• EXERCISE DIRECTIONS: Repeat the data below word for word.

• DATA EXTRACTS:
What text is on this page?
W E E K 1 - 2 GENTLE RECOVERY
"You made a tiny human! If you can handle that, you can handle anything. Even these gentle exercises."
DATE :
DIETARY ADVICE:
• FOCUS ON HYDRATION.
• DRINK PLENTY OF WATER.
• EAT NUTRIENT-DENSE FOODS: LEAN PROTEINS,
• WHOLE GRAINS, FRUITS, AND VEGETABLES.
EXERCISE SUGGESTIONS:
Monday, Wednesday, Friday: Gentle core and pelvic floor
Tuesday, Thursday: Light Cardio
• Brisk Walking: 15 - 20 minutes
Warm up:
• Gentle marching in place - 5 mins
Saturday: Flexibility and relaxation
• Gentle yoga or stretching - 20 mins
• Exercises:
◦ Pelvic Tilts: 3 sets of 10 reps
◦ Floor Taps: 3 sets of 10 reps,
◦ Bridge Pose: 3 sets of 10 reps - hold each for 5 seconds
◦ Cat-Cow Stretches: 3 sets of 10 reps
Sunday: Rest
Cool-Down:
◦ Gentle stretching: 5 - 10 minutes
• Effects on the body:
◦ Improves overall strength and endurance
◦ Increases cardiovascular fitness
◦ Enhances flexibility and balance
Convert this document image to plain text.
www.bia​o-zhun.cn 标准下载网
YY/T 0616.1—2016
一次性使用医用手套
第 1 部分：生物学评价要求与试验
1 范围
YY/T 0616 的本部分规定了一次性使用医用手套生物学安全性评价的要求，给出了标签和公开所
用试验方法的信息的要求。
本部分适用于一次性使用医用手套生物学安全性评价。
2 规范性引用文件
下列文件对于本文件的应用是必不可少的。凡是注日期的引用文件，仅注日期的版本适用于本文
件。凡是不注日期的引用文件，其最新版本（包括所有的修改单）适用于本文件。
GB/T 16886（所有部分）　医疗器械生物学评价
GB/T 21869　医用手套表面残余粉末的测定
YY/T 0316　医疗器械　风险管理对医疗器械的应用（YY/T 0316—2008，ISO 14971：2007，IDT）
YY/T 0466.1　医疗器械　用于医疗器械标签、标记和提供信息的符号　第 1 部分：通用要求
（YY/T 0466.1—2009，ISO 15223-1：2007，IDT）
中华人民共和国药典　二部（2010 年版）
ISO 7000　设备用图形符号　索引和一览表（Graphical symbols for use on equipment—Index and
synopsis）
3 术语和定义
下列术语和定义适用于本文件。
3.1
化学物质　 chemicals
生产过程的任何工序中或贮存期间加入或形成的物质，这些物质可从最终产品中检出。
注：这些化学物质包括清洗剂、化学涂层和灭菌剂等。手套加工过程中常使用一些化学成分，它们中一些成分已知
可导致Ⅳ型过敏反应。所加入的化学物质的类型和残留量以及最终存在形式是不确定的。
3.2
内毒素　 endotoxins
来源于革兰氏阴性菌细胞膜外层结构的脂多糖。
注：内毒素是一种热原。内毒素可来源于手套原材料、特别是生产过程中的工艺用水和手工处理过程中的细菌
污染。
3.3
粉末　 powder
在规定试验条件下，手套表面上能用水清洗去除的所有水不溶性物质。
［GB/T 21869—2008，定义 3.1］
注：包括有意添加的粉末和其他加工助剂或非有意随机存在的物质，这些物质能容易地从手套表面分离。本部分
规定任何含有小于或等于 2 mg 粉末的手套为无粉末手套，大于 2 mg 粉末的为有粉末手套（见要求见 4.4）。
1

• THE ANSWER:
What text is on this page?
W E E K 1 - 2 GENTLE RECOVERY
"You made a tiny human! If you can handle that, you can handle anything. Even these gentle exercises."
DATE :
DIETARY ADVICE:
• FOCUS ON HYDRATION.
• DRINK PLENTY OF WATER.
• EAT NUTRIENT-DENSE FOODS: LEAN PROTEINS,
• WHOLE GRAINS, FRUITS, AND VEGETABLES.
EXERCISE SUGGESTIONS:
Monday, Wednesday, Friday: Gentle core and pelvic floor
Tuesday, Thursday: Light Cardio
• Brisk Walking: 15 - 20 minutes
Warm up:
• Gentle marching in place - 5 mins
Saturday: Flexibility and relaxation
• Gentle yoga or stretching - 20 mins
• Exercises:
◦ Pelvic Tilts: 3 sets of 10 reps
◦ Floor Taps: 3 sets of 10 reps,
◦ Bridge Pose: 3 sets of 10 reps - hold each for 5 seconds
◦ Cat-Cow Stretches: 3 sets of 10 reps
Sunday: Rest
Cool-Down:
◦ Gentle stretching: 5 - 10 minutes
• Effects on the body:
◦ Improves overall strength and endurance
◦ Increases cardiovascular fitness
◦ Enhances flexibility and balance
Convert this document image to plain text.
www.bia​o-zhun.cn 标准下载网
YY/T 0616.1—2016
一次性使用医用手套
第 1 部分：生物学评价要求与试验
1 范围
YY/T 0616 的本部分规定了一次性使用医用手套生物学安全性评价的要求，给出了标签和公开所
用试验方法的信息的要求。
本部分适用于一次性使用医用手套生物学安全性评价。
2 规范性引用文件
下列文件对于本文件的应用是必不可少的。凡是注日期的引用文件，仅注日期的版本适用于本文
件。凡是不注日期的引用文件，其最新版本（包括所有的修改单）适用于本文件。
GB/T 16886（所有部分）　医疗器械生物学评价
GB/T 21869　医用手套表面残余粉末的测定
YY/T 0316　医疗器械　风险管理对医疗器械的应用（YY/T 0316—2008，ISO 14971：2007，IDT）
YY/T 0466.1　医疗器械　用于医疗器械标签、标记和提供信息的符号　第 1 部分：通用要求
（YY/T 0466.1—2009，ISO 15223-1：2007，IDT）
中华人民共和国药典　二部（2010 年版）
ISO 7000　设备用图形符号　索引和一览表（Graphical symbols for use on equipment—Index and
synopsis）
3 术语和定义
下列术语和定义适用于本文件。
3.1
化学物质　 chemicals
生产过程的任何工序中或贮存期间加入或形成的物质，这些物质可从最终产品中检出。
注：这些化学物质包括清洗剂、化学涂层和灭菌剂等。手套加工过程中常使用一些化学成分，它们中一些成分已知
可导致Ⅳ型过敏反应。所加入的化学物质的类型和残留量以及最终存在形式是不确定的。
3.2
内毒素　 endotoxins
来源于革兰氏阴性菌细胞膜外层结构的脂多糖。
注：内毒素是一种热原。内毒素可来源于手套原材料、特别是生产过程中的工艺用水和手工处理过程中的细菌
污染。
3.3
粉末　 powder
在规定试验条件下，手套表面上能用水清洗去除的所有水不溶性物质。
［GB/T 21869—2008，定义 3.1］
注：包括有意添加的粉末和其他加工助剂或非有意随机存在的物质，这些物质能容易地从手套表面分离。本部分
规定任何含有小于或等于 2 mg 粉末的手套为无粉末手套，大于 2 mg 粉末的为有粉末手套（见要求见 4.4）。
1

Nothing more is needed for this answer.